* **PROBLEM STATEMENT**: Pull out every line below containing the word "Тайшетский".

* **ENTRIES**:

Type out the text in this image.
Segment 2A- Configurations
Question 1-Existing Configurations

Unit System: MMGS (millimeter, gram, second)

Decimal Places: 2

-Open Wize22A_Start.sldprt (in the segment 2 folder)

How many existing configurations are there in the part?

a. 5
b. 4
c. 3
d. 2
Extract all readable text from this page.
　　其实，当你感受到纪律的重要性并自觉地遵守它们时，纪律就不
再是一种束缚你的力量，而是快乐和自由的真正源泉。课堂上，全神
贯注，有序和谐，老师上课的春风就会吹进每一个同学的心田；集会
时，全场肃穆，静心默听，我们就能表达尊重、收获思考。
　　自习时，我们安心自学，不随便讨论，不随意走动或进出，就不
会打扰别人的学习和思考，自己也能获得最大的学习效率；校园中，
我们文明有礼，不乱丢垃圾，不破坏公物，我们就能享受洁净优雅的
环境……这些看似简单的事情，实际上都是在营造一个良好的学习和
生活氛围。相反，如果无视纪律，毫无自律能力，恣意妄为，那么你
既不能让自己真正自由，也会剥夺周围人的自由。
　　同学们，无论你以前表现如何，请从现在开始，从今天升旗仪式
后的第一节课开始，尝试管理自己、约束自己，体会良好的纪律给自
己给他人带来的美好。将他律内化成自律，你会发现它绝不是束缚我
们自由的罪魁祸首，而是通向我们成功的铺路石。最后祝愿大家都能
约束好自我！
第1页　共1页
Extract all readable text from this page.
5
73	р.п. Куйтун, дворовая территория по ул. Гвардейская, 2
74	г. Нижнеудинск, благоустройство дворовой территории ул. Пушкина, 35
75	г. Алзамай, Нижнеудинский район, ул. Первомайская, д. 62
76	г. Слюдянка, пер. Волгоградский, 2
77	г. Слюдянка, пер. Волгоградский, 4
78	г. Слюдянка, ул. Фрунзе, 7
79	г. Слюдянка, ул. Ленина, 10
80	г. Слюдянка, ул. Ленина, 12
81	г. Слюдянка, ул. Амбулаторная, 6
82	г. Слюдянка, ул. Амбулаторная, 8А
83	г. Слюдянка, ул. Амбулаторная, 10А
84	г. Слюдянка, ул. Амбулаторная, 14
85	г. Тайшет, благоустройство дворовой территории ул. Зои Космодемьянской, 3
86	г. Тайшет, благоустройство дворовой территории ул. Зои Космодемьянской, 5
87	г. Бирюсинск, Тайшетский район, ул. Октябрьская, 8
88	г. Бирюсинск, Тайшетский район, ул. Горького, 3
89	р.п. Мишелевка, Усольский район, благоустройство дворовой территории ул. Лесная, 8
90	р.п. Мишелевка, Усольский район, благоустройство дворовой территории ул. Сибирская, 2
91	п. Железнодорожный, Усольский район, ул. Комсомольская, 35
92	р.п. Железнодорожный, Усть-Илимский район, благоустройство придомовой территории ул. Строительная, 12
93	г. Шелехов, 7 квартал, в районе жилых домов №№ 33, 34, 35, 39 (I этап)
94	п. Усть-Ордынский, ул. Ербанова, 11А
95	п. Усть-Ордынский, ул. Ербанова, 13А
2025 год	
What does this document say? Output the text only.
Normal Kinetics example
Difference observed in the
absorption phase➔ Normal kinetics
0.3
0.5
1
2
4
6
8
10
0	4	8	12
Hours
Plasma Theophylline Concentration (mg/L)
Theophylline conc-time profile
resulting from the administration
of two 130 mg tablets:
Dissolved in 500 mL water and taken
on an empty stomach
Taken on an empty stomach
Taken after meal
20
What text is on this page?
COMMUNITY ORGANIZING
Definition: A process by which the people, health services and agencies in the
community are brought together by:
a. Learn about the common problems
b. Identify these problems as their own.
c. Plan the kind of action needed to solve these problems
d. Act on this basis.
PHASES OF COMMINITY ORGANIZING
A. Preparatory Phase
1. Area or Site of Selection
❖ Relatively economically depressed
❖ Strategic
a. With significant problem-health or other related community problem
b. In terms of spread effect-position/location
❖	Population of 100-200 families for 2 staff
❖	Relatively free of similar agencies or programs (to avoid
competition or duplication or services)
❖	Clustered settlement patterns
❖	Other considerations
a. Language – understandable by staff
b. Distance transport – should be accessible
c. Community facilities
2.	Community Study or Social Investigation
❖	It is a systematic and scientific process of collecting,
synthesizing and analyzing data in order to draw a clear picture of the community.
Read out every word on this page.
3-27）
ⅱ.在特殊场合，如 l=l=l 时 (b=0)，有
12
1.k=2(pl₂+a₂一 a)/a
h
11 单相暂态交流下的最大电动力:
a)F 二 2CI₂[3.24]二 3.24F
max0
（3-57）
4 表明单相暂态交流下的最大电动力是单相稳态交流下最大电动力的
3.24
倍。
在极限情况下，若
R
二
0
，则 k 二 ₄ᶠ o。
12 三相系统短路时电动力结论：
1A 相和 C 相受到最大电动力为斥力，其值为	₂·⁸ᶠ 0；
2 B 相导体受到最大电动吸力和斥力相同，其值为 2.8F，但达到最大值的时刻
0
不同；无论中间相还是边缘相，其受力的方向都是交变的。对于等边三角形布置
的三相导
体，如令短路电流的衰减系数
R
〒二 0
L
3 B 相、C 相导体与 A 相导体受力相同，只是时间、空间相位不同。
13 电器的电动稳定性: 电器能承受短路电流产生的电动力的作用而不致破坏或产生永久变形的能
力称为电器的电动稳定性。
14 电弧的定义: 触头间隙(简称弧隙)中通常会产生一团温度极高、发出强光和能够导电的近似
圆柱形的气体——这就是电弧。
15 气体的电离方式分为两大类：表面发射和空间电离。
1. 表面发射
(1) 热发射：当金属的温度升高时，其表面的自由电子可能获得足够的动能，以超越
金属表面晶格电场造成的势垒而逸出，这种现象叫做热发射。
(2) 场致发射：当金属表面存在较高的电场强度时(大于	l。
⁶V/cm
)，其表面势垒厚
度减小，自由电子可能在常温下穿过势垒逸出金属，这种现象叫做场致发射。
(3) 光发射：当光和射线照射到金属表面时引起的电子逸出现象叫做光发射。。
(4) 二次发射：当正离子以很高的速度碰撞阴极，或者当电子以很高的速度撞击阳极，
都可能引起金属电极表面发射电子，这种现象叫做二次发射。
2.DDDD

* **TASK SOLUTION**:
87	г. Бирюсинск, Тайшетский район, ул. Октябрьская, 8
88	г. Бирюсинск, Тайшетский район, ул. Горького, 3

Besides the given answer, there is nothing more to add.